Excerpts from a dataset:
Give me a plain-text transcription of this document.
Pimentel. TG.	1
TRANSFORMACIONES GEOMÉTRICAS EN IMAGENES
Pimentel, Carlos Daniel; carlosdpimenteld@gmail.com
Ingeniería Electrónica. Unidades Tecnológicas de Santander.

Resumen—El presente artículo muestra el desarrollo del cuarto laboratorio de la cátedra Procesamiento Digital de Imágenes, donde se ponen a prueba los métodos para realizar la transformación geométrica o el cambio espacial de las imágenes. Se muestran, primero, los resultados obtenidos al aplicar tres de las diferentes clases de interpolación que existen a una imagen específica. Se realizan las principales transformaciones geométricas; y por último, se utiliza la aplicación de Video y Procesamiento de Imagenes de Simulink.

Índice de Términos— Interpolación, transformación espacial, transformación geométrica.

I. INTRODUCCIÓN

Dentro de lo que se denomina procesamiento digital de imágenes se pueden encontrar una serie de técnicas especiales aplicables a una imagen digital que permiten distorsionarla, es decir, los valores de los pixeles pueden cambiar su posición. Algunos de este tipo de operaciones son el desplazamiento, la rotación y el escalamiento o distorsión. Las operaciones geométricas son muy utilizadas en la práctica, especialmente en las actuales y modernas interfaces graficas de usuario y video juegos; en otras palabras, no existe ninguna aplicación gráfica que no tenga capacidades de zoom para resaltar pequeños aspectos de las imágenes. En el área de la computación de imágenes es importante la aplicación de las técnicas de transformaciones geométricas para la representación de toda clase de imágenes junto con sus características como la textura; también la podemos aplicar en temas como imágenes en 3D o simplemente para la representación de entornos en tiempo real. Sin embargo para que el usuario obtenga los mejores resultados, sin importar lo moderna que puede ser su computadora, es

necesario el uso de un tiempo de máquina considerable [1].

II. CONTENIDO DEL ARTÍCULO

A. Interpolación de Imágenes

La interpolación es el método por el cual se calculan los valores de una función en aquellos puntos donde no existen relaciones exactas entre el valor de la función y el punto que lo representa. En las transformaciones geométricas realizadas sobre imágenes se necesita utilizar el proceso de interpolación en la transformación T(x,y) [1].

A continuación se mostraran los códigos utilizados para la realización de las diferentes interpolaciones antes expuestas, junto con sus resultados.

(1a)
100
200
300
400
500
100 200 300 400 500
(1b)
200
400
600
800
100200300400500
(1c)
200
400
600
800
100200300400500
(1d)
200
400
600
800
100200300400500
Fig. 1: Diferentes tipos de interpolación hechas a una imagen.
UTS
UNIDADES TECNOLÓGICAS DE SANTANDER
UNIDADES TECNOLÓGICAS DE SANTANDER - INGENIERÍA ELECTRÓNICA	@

* _Directions_
Lines containing the word "Pimentel": copy every one of them from the records above.

* _Response area_
Pimentel. TG.	1
Pimentel, Carlos Daniel; carlosdpimenteld@gmail.com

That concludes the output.